▸ **Stated exercise**: Leave out the images and repeat the listing below without a single change.

▸ **Stored rows**:
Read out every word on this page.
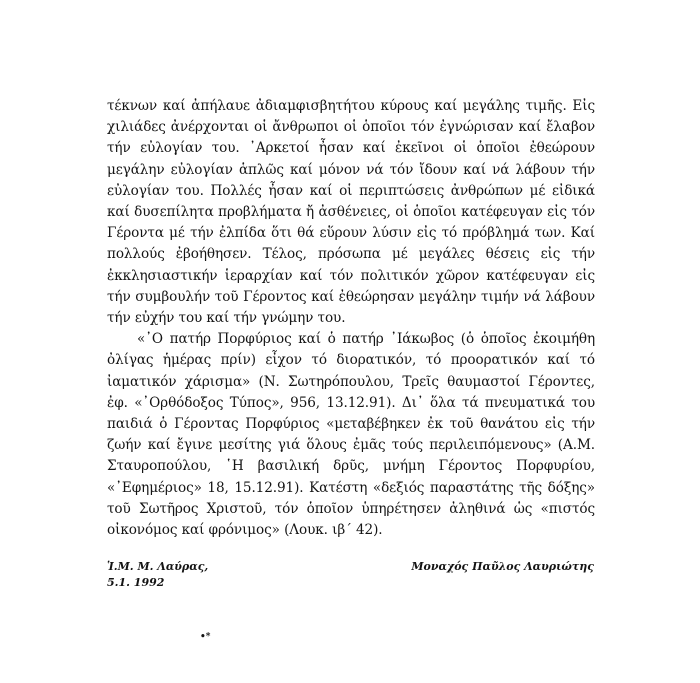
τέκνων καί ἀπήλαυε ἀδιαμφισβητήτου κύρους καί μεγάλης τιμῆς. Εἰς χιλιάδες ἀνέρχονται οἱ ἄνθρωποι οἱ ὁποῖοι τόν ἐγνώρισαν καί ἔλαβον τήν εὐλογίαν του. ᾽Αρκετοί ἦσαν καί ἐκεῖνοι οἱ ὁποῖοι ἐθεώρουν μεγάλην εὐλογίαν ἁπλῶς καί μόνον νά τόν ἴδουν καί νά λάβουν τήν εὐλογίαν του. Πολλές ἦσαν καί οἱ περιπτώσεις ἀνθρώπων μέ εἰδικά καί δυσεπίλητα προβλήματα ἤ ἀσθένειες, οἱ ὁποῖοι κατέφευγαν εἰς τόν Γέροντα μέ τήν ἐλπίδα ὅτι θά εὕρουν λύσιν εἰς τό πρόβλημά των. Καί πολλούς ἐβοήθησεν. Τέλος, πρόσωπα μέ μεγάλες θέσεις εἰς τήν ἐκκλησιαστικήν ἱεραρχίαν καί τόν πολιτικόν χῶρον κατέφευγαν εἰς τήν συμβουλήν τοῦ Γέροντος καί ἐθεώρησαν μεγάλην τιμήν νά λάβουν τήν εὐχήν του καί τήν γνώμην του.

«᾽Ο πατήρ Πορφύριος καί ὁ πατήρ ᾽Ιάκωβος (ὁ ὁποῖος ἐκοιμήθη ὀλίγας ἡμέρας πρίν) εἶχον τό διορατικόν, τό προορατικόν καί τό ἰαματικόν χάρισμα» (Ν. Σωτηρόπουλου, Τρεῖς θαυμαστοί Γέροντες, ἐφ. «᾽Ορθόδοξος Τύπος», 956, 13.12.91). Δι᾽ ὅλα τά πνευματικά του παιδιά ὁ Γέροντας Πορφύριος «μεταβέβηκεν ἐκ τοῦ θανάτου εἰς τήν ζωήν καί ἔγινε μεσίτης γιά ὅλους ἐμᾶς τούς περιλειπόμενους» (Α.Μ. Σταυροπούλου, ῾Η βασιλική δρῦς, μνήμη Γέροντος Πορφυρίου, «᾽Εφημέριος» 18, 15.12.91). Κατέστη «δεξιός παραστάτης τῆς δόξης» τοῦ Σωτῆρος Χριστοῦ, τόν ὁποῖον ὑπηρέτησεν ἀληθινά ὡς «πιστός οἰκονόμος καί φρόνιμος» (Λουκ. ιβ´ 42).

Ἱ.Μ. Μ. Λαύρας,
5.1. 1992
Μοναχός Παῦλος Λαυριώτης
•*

▸ **Answer below**:
Read out every word on this page.
τέκνων καί ἀπήλαυε ἀδιαμφισβητήτου κύρους καί μεγάλης τιμῆς. Εἰς χιλιάδες ἀνέρχονται οἱ ἄνθρωποι οἱ ὁποῖοι τόν ἐγνώρισαν καί ἔλαβον τήν εὐλογίαν του. ᾽Αρκετοί ἦσαν καί ἐκεῖνοι οἱ ὁποῖοι ἐθεώρουν μεγάλην εὐλογίαν ἁπλῶς καί μόνον νά τόν ἴδουν καί νά λάβουν τήν εὐλογίαν του. Πολλές ἦσαν καί οἱ περιπτώσεις ἀνθρώπων μέ εἰδικά καί δυσεπίλητα προβλήματα ἤ ἀσθένειες, οἱ ὁποῖοι κατέφευγαν εἰς τόν Γέροντα μέ τήν ἐλπίδα ὅτι θά εὕρουν λύσιν εἰς τό πρόβλημά των. Καί πολλούς ἐβοήθησεν. Τέλος, πρόσωπα μέ μεγάλες θέσεις εἰς τήν ἐκκλησιαστικήν ἱεραρχίαν καί τόν πολιτικόν χῶρον κατέφευγαν εἰς τήν συμβουλήν τοῦ Γέροντος καί ἐθεώρησαν μεγάλην τιμήν νά λάβουν τήν εὐχήν του καί τήν γνώμην του.

«᾽Ο πατήρ Πορφύριος καί ὁ πατήρ ᾽Ιάκωβος (ὁ ὁποῖος ἐκοιμήθη ὀλίγας ἡμέρας πρίν) εἶχον τό διορατικόν, τό προορατικόν καί τό ἰαματικόν χάρισμα» (Ν. Σωτηρόπουλου, Τρεῖς θαυμαστοί Γέροντες, ἐφ. «᾽Ορθόδοξος Τύπος», 956, 13.12.91). Δι᾽ ὅλα τά πνευματικά του παιδιά ὁ Γέροντας Πορφύριος «μεταβέβηκεν ἐκ τοῦ θανάτου εἰς τήν ζωήν καί ἔγινε μεσίτης γιά ὅλους ἐμᾶς τούς περιλειπόμενους» (Α.Μ. Σταυροπούλου, ῾Η βασιλική δρῦς, μνήμη Γέροντος Πορφυρίου, «᾽Εφημέριος» 18, 15.12.91). Κατέστη «δεξιός παραστάτης τῆς δόξης» τοῦ Σωτῆρος Χριστοῦ, τόν ὁποῖον ὑπηρέτησεν ἀληθινά ὡς «πιστός οἰκονόμος καί φρόνιμος» (Λουκ. ιβ´ 42).

Ἱ.Μ. Μ. Λαύρας,
5.1. 1992
Μοναχός Παῦλος Λαυριώτης
•*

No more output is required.